* **Problem details**: Identify each line containing the word "Підтверджені" and copy it.

* **Data in this exercise**:

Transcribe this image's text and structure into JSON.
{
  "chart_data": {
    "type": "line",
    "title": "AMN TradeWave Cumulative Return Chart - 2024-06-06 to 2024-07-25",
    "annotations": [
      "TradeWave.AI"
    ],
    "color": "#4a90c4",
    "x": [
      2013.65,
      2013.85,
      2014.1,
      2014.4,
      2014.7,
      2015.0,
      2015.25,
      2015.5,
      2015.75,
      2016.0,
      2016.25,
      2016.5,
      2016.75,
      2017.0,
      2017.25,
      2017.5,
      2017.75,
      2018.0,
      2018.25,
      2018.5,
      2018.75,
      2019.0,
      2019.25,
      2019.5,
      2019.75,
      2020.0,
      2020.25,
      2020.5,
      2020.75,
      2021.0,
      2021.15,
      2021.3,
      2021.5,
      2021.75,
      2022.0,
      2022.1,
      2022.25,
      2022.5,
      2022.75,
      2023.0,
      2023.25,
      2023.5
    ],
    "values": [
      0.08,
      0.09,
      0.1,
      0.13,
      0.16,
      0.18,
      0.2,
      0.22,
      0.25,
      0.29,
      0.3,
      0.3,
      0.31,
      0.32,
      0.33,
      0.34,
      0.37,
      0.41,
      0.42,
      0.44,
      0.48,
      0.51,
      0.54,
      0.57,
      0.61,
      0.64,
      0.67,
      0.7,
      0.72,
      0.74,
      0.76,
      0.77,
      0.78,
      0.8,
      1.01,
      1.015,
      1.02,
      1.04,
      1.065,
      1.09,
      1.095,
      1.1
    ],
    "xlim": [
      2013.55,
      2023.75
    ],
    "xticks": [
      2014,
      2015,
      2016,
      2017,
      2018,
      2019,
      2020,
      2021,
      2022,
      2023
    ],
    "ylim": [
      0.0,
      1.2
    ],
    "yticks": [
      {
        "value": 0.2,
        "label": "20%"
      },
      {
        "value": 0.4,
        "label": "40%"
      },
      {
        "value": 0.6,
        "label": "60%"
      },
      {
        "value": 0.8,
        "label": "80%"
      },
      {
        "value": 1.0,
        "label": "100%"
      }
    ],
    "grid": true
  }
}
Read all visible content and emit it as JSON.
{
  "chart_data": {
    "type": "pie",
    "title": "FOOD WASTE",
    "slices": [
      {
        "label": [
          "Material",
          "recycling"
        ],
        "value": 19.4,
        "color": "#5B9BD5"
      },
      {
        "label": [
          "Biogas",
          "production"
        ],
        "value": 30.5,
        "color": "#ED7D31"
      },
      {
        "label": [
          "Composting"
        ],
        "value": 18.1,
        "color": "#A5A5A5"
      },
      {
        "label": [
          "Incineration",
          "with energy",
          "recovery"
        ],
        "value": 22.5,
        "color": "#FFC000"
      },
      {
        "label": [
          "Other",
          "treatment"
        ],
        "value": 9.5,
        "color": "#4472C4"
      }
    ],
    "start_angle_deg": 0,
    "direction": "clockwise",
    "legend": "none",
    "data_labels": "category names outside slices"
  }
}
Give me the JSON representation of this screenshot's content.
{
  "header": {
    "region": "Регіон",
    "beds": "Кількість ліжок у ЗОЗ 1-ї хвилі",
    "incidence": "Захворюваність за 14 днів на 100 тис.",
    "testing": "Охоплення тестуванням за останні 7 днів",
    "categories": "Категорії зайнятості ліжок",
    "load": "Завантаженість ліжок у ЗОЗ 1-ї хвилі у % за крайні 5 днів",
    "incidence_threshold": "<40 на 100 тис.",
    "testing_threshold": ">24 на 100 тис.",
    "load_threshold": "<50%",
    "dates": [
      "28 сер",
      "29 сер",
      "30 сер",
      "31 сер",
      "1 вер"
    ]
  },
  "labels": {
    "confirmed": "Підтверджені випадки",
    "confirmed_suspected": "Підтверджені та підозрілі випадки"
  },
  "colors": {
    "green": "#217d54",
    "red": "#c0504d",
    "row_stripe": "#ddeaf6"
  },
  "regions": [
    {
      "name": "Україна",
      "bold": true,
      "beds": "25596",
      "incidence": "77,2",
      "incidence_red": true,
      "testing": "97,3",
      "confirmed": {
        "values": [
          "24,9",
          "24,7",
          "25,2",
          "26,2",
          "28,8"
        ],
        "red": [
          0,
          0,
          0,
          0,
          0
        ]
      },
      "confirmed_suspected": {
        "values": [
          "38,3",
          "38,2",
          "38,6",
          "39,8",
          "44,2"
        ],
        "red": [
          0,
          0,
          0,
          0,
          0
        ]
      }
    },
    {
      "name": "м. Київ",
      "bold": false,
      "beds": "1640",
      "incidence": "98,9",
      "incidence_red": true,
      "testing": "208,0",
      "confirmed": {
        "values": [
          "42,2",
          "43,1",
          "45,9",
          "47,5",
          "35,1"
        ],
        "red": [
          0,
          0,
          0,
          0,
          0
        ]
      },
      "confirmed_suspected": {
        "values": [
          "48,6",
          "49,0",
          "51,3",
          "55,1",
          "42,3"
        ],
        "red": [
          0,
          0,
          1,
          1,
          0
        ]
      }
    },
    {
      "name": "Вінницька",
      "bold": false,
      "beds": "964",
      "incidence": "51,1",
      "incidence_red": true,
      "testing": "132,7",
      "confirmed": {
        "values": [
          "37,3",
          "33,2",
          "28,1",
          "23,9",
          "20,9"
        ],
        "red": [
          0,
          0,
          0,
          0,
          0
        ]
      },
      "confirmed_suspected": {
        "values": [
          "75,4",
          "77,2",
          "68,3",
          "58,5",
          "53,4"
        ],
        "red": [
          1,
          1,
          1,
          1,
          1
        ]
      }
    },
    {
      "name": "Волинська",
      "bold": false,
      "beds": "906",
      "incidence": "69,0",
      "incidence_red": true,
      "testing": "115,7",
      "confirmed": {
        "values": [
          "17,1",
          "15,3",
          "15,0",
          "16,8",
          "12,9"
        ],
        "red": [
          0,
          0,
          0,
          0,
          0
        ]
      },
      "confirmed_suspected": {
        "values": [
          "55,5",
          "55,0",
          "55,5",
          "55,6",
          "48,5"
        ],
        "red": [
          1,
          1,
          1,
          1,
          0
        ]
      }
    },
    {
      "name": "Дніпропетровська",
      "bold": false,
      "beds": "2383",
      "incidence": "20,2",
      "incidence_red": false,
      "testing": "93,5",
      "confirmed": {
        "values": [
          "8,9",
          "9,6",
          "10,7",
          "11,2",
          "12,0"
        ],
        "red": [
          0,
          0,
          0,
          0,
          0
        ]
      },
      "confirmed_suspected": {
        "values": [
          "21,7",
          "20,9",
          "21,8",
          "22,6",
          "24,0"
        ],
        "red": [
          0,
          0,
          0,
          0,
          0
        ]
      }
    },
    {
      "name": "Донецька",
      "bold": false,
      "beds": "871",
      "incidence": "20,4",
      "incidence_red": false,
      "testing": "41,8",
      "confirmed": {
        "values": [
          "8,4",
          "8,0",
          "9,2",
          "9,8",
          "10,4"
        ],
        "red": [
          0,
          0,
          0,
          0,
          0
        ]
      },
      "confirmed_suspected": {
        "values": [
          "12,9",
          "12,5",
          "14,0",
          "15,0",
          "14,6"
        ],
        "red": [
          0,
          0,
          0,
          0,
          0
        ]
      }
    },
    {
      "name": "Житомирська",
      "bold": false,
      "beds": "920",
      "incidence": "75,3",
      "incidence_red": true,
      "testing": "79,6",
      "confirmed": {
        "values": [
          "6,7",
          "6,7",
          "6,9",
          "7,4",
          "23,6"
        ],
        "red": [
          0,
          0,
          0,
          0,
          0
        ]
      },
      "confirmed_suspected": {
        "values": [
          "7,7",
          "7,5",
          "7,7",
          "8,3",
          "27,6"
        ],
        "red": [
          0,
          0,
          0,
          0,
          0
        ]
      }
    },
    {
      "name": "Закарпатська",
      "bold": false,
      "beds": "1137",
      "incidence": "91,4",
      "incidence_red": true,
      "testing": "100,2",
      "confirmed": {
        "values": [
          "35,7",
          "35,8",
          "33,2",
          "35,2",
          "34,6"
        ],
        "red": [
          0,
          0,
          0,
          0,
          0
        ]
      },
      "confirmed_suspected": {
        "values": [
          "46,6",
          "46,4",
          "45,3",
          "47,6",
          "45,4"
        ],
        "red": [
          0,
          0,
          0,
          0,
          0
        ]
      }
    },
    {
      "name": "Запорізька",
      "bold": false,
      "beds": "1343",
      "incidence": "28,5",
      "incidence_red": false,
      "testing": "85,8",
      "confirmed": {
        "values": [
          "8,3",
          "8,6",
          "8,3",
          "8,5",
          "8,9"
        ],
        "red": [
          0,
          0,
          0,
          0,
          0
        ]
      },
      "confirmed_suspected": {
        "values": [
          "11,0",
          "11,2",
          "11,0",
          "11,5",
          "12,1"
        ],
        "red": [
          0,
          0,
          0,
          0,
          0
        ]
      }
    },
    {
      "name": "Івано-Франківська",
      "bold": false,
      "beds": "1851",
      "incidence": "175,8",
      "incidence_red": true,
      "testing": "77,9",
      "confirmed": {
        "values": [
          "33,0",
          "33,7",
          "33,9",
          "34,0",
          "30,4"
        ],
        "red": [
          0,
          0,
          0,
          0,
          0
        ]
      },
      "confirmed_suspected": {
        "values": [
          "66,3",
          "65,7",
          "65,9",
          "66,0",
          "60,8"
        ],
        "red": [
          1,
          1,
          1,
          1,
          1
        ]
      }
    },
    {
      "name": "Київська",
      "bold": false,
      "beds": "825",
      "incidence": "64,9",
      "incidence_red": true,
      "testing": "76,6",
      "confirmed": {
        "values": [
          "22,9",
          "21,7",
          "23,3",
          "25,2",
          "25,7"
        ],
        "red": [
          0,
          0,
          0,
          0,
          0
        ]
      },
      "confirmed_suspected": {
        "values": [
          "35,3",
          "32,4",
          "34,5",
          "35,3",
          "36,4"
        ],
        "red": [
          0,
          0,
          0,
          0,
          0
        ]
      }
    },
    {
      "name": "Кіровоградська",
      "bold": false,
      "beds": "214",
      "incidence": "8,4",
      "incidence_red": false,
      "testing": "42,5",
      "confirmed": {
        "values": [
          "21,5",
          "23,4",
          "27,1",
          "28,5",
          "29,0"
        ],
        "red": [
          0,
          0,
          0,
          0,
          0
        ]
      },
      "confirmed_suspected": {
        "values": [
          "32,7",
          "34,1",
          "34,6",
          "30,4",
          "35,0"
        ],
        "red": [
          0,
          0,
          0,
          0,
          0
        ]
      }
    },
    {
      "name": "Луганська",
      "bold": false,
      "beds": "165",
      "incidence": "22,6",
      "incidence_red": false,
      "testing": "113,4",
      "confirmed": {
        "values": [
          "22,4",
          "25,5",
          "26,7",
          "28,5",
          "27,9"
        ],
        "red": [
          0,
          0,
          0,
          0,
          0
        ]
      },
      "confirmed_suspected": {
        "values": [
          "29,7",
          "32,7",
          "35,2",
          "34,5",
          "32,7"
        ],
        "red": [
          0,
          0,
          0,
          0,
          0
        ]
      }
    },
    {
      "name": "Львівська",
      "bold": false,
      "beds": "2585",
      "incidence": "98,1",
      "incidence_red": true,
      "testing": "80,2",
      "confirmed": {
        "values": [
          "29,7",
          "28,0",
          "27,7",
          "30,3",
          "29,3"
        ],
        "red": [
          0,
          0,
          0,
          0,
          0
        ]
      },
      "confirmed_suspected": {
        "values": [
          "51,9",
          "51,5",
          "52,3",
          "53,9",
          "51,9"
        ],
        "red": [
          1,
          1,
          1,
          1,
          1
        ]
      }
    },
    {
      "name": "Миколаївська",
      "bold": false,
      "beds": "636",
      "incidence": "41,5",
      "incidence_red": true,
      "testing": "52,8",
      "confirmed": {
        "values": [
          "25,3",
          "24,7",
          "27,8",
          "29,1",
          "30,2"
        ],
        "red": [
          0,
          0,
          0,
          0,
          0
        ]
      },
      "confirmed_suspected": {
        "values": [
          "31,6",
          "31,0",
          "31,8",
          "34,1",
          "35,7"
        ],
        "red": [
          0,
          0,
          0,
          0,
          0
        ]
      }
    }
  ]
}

* **Full response**:
    "confirmed": "Підтверджені випадки",
    "confirmed_suspected": "Підтверджені та підозрілі випадки"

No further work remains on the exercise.